Exercise instructions:
From the CD-NP passage below, reproduce everything from "Figure 1. Natriuretic" down to "natriuretic peptide, CD-NP." word for word.

Text passage:

++++

CD-NP: a novel engineered dual guanylyl cyclase activator with anti-fibrotic actions in the heart

Abstract

Natriuretic peptides (NPs) are cardioprotective through the activation of guanylyl cyclase (GC) receptors A and B. CD-NP, also known as cenderitide, is a novel engineered NP that was designed to uniquely serve as a first-in-class dual GC receptor agonist. Recognizing the aldosterone suppressing actions of GC-A activation and the potent inhibitory actions on collagen synthesis and fibroblast proliferation through GC-B activation, the current study was designed to establish the anti-fibrotic actions of CD-NP, administered subcutaneously, in an experimental rat model of early cardiac fibrosis induced by unilateral nephrectomy (UNX). Our results demonstrate that a two week subcutaneous infusion of CD-NP significantly suppresses left ventricular fibrosis and circulating aldosterone, while preserving both systolic and diastolic function, in UNX rats compared to vehicle treated UNX rats. Additionally we also confirmed, in vitro, that CD-NP significantly generates the second messenger, cGMP, through both the GC-A and GC-B receptors. Taken together, this novel dual GC receptor activator may represent an innovative anti-fibrotic therapeutic agent.

Figure 1. Natriuretic Peptide Structures.

Amino acid sequence of mature C-type natriuretic peptide (CNP), Dendroaspis natriuretic peptide (DNP) and the designer natriuretic peptide, CD-NP.

++++

(Stored dataset items)

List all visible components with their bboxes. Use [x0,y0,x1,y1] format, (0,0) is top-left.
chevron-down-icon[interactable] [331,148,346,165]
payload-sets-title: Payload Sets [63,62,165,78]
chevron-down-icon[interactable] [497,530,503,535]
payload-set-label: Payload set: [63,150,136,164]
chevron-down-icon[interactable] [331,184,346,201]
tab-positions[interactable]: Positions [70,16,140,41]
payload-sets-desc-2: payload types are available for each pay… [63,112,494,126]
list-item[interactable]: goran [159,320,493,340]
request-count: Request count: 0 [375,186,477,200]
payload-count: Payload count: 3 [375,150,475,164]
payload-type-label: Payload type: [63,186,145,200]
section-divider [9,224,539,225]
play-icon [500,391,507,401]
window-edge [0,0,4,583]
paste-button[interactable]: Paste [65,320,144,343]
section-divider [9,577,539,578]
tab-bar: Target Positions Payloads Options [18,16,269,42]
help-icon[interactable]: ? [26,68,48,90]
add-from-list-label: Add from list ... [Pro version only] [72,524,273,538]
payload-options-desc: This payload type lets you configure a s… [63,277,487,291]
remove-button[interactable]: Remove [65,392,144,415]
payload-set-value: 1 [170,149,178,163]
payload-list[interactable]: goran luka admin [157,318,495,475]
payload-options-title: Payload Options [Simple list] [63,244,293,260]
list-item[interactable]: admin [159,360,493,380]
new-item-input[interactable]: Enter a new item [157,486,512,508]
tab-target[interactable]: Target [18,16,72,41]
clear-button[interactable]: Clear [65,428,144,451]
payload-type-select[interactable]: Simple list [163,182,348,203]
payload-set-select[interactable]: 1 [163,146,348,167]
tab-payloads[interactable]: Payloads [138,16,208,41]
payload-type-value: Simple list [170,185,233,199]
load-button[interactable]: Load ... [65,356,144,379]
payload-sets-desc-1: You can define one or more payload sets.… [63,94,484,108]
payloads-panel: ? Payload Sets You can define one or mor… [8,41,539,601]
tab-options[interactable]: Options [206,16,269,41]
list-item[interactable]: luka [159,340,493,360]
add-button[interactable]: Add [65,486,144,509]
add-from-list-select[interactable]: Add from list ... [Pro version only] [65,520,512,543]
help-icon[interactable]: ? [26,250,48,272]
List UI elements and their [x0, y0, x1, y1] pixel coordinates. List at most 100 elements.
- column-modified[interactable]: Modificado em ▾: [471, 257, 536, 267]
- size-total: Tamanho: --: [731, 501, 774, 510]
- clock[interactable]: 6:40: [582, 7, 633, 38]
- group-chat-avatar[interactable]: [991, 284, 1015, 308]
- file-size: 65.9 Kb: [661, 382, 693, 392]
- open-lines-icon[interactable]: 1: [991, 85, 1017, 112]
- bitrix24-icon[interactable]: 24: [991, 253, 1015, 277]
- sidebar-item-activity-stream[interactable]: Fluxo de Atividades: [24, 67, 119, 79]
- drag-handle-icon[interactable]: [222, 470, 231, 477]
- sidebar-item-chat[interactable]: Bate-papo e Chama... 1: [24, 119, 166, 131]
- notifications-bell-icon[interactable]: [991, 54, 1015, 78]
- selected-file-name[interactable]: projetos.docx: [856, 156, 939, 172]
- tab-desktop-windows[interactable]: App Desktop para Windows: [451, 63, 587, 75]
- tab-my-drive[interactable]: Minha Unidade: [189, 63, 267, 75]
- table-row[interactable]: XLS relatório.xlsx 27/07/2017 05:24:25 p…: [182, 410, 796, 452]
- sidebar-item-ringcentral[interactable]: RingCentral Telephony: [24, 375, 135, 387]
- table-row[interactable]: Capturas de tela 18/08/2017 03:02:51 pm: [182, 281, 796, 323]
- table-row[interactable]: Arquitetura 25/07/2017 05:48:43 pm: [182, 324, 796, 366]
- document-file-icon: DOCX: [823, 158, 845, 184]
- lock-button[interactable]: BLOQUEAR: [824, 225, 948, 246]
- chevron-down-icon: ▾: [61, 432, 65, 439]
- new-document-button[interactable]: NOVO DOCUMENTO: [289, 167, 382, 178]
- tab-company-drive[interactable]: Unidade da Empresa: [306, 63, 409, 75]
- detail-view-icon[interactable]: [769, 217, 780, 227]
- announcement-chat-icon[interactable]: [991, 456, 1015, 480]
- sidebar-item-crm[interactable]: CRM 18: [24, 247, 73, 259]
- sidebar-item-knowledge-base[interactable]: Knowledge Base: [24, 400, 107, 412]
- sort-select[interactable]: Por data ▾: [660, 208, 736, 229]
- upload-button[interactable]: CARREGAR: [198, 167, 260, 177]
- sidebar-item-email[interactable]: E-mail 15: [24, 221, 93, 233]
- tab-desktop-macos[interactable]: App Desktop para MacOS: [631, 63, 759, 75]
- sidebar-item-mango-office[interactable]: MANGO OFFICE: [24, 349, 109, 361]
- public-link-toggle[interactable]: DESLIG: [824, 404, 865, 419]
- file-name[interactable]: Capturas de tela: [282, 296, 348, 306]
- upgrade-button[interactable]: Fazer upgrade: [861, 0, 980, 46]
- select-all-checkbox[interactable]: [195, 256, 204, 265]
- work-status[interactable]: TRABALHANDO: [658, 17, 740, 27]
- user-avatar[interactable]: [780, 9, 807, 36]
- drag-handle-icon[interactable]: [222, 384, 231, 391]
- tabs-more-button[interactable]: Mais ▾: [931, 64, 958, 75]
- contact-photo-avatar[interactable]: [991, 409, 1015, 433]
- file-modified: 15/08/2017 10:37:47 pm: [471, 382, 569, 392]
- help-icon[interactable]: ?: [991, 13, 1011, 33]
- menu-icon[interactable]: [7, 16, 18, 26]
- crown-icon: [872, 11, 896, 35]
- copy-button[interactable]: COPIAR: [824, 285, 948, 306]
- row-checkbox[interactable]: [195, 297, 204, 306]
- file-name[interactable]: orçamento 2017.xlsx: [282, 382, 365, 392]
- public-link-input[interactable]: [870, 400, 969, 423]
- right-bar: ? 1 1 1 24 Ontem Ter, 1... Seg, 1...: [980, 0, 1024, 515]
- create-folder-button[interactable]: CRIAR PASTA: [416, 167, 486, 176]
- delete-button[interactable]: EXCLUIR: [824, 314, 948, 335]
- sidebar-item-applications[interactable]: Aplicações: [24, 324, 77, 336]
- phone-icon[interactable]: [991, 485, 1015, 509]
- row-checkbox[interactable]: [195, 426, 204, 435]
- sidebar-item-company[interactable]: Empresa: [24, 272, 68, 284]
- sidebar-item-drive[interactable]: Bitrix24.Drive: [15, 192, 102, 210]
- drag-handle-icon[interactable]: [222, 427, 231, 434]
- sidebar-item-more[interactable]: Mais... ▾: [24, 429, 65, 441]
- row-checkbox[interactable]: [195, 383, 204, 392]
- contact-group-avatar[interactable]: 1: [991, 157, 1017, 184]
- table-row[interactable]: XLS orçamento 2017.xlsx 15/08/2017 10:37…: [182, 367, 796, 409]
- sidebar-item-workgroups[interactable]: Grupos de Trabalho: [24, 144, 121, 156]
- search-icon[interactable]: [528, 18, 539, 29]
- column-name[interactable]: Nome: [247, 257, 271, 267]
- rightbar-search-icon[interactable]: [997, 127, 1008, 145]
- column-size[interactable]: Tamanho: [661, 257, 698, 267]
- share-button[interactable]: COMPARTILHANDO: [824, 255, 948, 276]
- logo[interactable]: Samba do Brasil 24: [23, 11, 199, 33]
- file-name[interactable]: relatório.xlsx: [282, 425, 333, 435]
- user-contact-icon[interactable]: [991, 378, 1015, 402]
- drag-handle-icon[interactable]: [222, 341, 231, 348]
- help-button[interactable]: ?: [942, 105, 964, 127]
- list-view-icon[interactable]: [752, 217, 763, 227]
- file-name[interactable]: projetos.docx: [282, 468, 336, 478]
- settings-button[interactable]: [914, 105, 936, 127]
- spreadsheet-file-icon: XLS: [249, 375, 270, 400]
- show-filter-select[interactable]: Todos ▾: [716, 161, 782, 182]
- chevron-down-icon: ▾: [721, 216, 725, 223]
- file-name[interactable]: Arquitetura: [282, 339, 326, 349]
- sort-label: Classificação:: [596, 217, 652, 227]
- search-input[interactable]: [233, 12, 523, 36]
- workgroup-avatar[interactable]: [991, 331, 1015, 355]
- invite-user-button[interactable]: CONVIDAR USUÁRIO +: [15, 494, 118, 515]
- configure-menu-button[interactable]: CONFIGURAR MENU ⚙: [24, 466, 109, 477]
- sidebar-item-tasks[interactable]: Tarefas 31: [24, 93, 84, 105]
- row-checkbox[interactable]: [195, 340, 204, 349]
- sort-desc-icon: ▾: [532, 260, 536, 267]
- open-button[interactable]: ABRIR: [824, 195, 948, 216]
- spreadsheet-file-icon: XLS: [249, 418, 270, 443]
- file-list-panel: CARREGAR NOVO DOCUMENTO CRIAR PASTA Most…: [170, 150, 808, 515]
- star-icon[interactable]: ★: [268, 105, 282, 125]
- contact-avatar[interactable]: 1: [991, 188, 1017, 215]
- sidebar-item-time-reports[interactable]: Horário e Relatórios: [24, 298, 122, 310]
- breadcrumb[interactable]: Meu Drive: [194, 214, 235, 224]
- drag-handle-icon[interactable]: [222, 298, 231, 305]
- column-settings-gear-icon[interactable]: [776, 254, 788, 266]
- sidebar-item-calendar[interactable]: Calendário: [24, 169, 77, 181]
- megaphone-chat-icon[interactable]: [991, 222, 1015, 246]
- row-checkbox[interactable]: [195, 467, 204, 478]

++++

Completed task:
Figure 1. Natriuretic Peptide Structures.

Amino acid sequence of mature C-type natriuretic peptide (CNP), Dendroaspis natriuretic peptide (DNP) and the designer natriuretic peptide, CD-NP.